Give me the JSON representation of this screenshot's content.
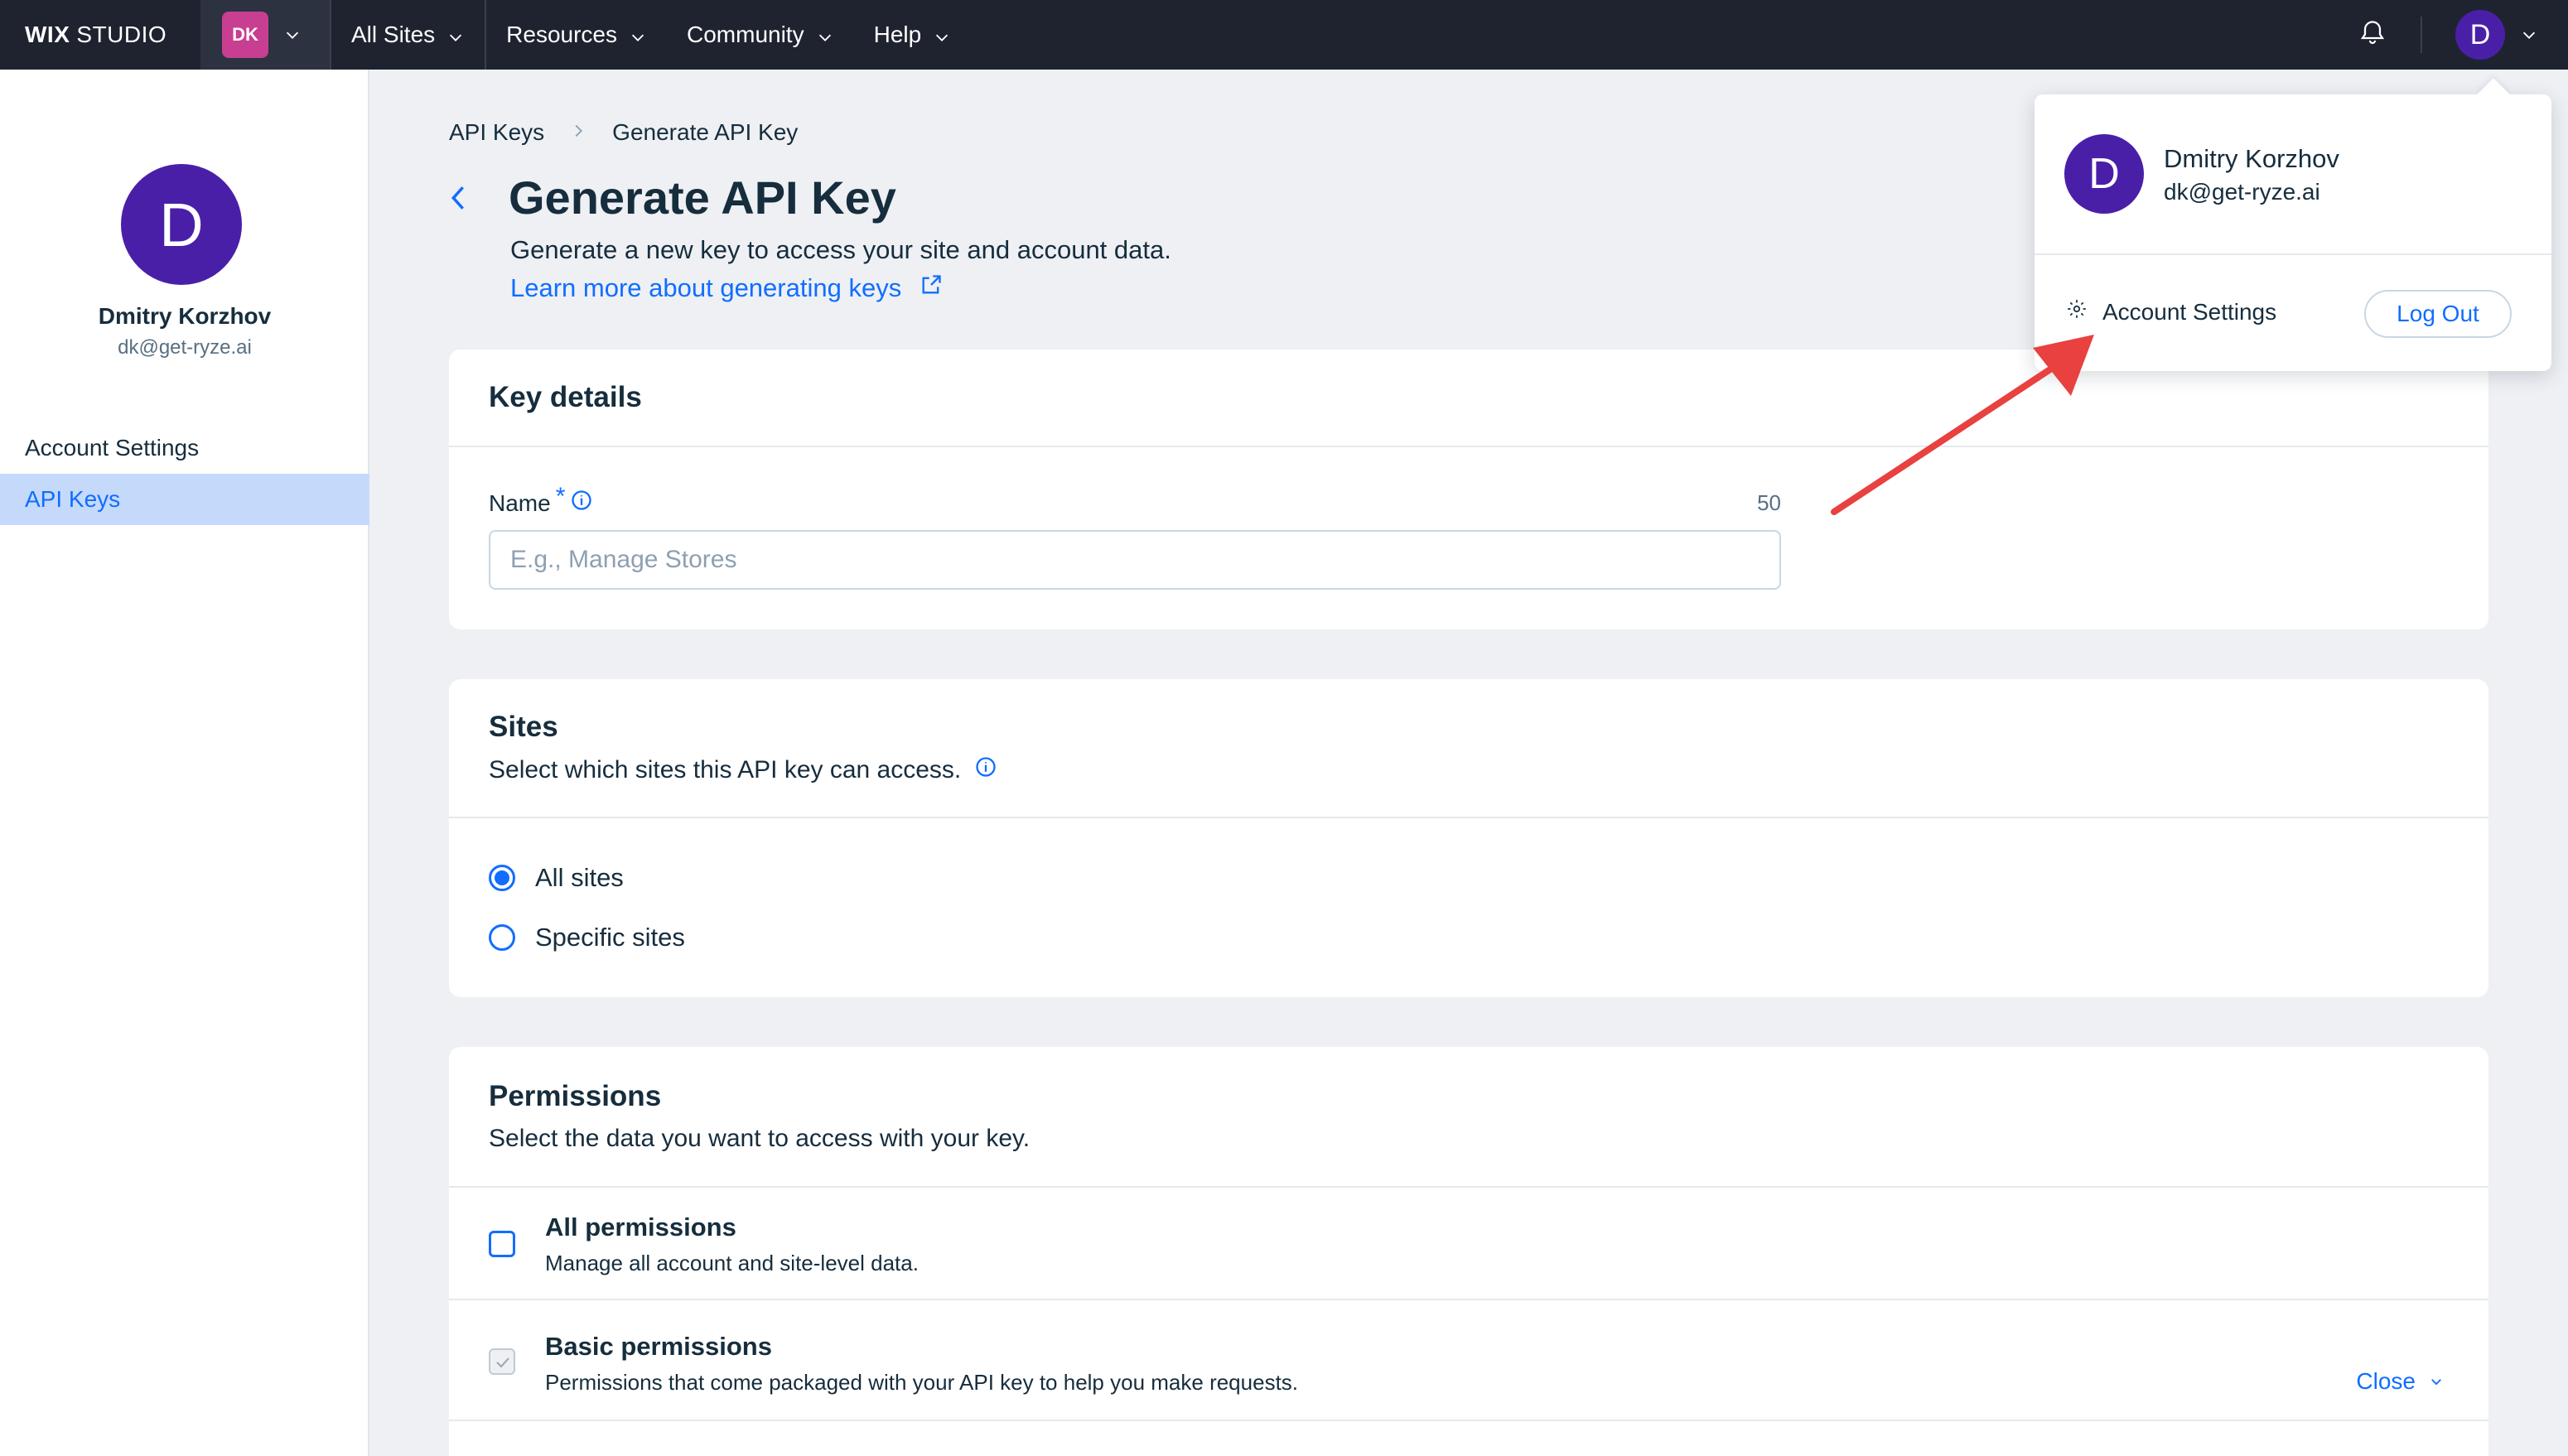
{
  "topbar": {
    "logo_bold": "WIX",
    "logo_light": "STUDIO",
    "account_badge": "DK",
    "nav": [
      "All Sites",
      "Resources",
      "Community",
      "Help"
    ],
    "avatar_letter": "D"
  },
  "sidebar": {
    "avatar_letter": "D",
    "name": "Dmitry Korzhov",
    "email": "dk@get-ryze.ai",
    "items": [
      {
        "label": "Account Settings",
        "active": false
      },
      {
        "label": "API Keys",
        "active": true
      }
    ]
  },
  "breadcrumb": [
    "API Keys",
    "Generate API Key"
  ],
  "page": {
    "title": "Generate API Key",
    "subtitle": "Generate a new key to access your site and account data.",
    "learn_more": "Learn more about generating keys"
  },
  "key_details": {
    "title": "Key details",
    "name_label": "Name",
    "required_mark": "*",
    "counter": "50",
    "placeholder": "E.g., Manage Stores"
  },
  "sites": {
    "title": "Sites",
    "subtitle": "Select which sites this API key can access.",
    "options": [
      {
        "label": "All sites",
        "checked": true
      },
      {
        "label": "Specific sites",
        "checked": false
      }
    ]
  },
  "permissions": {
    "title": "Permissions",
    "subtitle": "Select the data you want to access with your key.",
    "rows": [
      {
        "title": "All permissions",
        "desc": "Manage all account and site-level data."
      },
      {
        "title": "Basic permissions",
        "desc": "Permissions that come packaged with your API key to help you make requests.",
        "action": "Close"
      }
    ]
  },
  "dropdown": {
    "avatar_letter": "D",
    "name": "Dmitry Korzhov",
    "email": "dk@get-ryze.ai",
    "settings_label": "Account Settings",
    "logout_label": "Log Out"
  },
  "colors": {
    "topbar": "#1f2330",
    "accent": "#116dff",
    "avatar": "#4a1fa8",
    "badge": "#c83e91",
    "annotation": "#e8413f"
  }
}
━━━━━━━━━━━━━━━━━━━━━━━━━━━━━━
= Directive =
From the data above, work out how many lines contain the string "access" and reply with only the number.

= The solution =
3